→ Task objective: Across the material below, how many lines contain the word "Water"? Give only the number.

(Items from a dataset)
····················

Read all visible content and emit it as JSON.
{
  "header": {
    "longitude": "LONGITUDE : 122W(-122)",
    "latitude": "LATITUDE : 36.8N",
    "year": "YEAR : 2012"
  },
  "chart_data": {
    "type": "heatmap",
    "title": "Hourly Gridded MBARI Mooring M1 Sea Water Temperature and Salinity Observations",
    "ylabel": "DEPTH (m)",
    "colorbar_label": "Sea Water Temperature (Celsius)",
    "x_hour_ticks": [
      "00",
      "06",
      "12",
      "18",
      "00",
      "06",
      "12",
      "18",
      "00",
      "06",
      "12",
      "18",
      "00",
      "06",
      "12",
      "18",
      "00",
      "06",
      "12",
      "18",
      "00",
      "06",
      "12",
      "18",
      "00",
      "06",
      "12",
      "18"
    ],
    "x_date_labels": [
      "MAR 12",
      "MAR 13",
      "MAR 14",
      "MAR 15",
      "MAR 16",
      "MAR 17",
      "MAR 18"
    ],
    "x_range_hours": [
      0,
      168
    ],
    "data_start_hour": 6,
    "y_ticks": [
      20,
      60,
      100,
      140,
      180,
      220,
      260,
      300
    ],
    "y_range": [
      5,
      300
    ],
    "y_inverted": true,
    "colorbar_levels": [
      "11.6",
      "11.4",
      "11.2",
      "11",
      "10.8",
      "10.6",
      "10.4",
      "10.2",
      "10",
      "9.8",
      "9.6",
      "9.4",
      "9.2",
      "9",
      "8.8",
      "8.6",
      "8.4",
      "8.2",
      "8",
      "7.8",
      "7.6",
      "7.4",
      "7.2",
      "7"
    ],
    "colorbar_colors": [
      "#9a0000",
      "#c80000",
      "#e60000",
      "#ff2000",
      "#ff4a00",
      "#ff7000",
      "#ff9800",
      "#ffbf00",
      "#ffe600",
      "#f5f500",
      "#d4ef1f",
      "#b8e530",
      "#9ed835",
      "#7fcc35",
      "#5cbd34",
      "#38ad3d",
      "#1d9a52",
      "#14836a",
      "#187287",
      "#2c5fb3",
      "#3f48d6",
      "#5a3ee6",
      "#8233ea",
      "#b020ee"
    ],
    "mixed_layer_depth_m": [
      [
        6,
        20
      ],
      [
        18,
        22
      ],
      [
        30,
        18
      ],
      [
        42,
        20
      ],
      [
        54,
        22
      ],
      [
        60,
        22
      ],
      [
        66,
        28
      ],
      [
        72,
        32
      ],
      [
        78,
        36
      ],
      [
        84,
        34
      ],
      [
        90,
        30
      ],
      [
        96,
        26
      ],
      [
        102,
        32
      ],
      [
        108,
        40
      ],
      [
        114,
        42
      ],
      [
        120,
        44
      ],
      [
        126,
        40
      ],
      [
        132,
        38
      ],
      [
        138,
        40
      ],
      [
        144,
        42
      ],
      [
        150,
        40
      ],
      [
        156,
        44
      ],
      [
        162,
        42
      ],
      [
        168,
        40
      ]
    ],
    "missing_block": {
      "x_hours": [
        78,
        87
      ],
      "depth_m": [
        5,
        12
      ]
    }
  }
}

····················

→ Expected output: 2